Direction:
Every entry below should be repeated exactly; the pictures should not.

Supplied data:
>>>>>
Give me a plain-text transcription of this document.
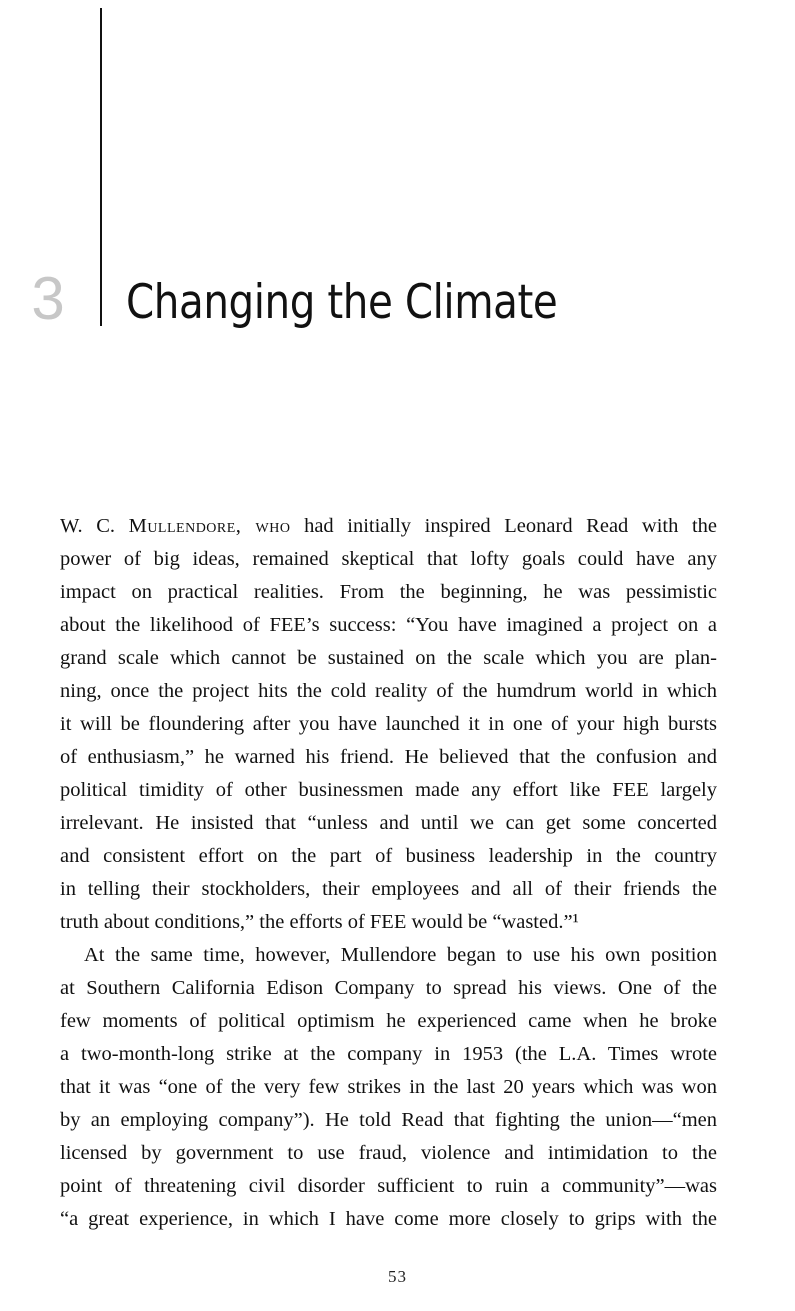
3 Changing the Climate
W. C. Mullendore, who had initially inspired Leonard Read with the
power of big ideas, remained skeptical that lofty goals could have any
impact on practical realities. From the beginning, he was pessimistic
about the likelihood of FEE’s success: “You have imagined a project on a
grand scale which cannot be sustained on the scale which you are plan-
ning, once the project hits the cold reality of the humdrum world in which
it will be floundering after you have launched it in one of your high bursts
of enthusiasm,” he warned his friend. He believed that the confusion and
political timidity of other businessmen made any effort like FEE largely
irrelevant. He insisted that “unless and until we can get some concerted
and consistent effort on the part of business leadership in the country
in telling their stockholders, their employees and all of their friends the
truth about conditions,” the efforts of FEE would be “wasted.”¹
At the same time, however, Mullendore began to use his own position
at Southern California Edison Company to spread his views. One of the
few moments of political optimism he experienced came when he broke
a two-month-long strike at the company in 1953 (the L.A. Times wrote
that it was “one of the very few strikes in the last 20 years which was won
by an employing company”). He told Read that fighting the union—“men
licensed by government to use fraud, violence and intimidation to the
point of threatening civil disorder sufficient to ruin a community”—was
“a great experience, in which I have come more closely to grips with the
53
<<<<<
Response for this exercise:
Give me a plain-text transcription of this document.
3 Changing the Climate
W. C. Mullendore, who had initially inspired Leonard Read with the
power of big ideas, remained skeptical that lofty goals could have any
impact on practical realities. From the beginning, he was pessimistic
about the likelihood of FEE’s success: “You have imagined a project on a
grand scale which cannot be sustained on the scale which you are plan-
ning, once the project hits the cold reality of the humdrum world in which
it will be floundering after you have launched it in one of your high bursts
of enthusiasm,” he warned his friend. He believed that the confusion and
political timidity of other businessmen made any effort like FEE largely
irrelevant. He insisted that “unless and until we can get some concerted
and consistent effort on the part of business leadership in the country
in telling their stockholders, their employees and all of their friends the
truth about conditions,” the efforts of FEE would be “wasted.”¹
At the same time, however, Mullendore began to use his own position
at Southern California Edison Company to spread his views. One of the
few moments of political optimism he experienced came when he broke
a two-month-long strike at the company in 1953 (the L.A. Times wrote
that it was “one of the very few strikes in the last 20 years which was won
by an employing company”). He told Read that fighting the union—“men
licensed by government to use fraud, violence and intimidation to the
point of threatening civil disorder sufficient to ruin a community”—was
“a great experience, in which I have come more closely to grips with the
53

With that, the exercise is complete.